**What you are asked to do**: Of the lines listed below, how many contain the string "this"? Answer with the number alone.
BEGIN
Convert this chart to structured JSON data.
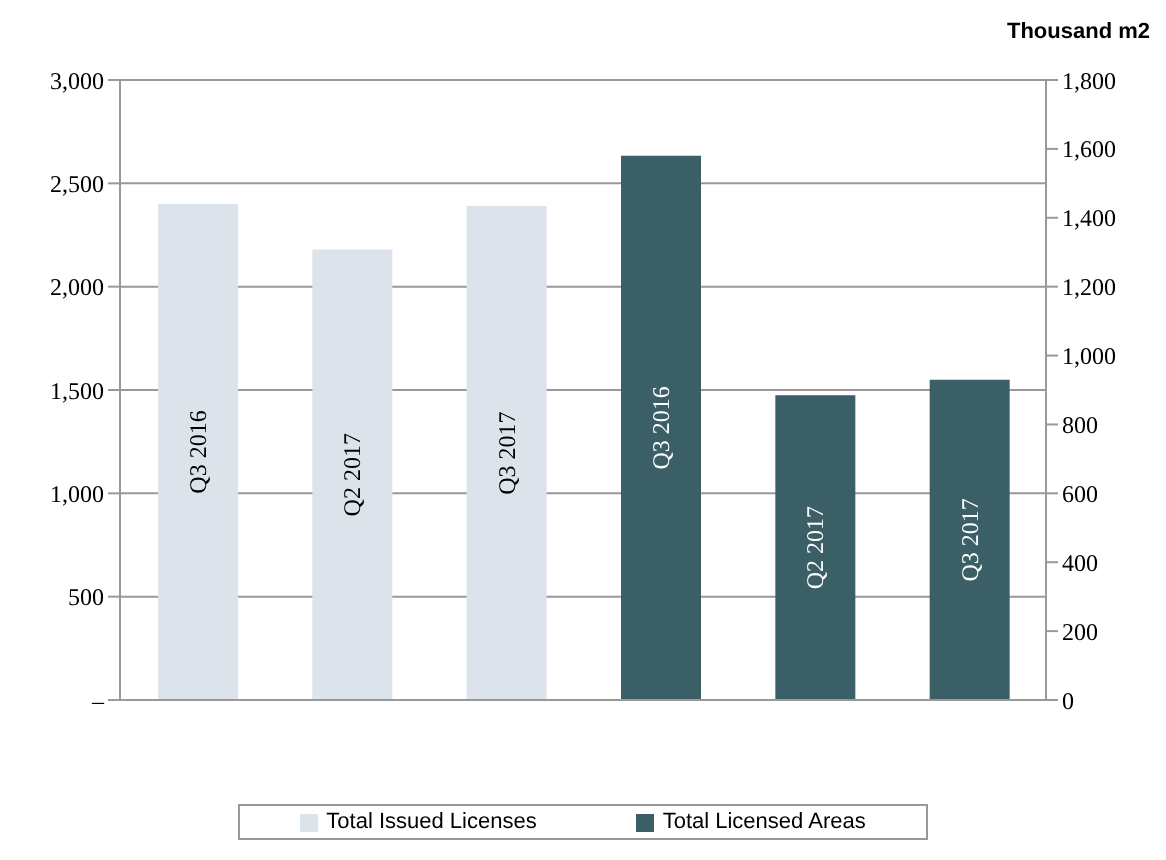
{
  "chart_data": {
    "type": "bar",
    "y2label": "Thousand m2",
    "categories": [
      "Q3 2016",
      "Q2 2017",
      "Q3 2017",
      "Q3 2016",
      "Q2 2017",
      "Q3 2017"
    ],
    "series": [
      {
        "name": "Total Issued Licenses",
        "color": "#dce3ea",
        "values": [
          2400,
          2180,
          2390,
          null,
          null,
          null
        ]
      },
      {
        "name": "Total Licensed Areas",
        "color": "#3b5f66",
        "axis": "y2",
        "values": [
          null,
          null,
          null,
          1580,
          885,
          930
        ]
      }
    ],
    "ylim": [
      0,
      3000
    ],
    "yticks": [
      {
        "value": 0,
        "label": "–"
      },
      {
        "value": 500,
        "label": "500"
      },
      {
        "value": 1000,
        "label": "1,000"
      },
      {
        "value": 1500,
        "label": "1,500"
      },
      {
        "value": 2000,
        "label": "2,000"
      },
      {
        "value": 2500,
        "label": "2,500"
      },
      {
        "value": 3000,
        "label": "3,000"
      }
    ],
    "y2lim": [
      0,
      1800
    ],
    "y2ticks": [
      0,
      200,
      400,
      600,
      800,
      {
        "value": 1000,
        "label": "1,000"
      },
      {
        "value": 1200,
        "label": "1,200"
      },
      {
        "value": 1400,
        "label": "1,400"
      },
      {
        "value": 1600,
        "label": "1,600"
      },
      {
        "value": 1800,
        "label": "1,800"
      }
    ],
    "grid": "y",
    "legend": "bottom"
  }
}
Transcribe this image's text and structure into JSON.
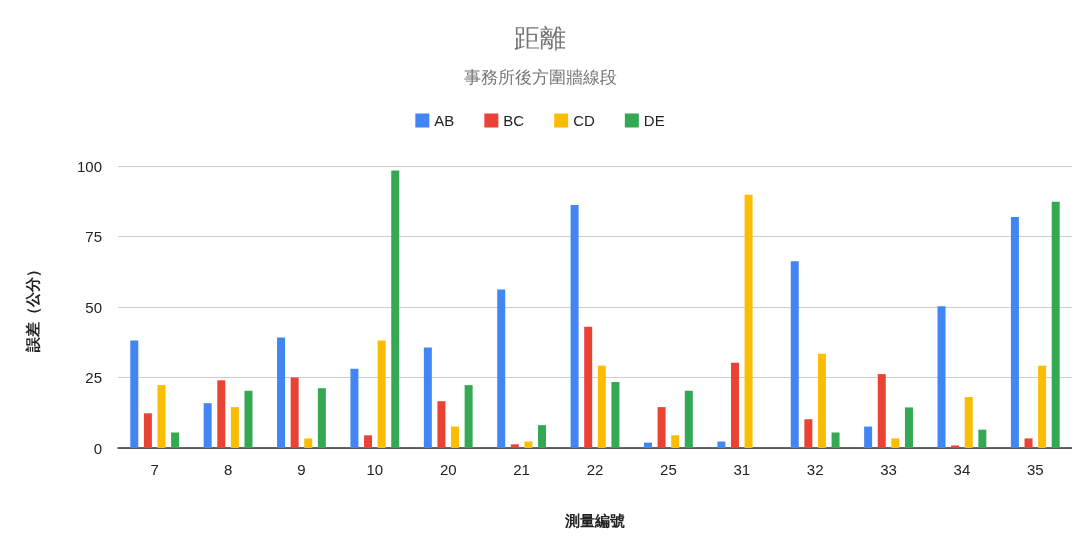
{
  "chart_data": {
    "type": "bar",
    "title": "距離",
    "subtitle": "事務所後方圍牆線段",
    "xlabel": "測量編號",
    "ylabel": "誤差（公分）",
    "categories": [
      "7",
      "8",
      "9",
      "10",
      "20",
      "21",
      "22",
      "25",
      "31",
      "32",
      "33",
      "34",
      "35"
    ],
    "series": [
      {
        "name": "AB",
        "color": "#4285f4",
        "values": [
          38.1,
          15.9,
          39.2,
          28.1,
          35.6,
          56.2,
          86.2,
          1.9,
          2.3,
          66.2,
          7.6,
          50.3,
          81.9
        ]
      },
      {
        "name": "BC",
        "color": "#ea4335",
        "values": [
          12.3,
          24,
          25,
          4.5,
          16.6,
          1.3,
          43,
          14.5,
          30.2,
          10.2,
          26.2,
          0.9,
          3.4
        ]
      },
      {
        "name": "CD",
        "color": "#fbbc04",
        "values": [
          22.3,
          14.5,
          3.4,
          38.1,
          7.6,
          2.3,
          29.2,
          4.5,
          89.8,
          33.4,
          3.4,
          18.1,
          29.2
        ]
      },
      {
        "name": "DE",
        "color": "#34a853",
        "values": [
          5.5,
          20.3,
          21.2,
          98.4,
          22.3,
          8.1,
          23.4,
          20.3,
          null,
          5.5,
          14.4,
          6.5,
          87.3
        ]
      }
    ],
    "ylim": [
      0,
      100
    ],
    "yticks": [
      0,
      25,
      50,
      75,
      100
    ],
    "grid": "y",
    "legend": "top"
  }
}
END
**Task result**: 2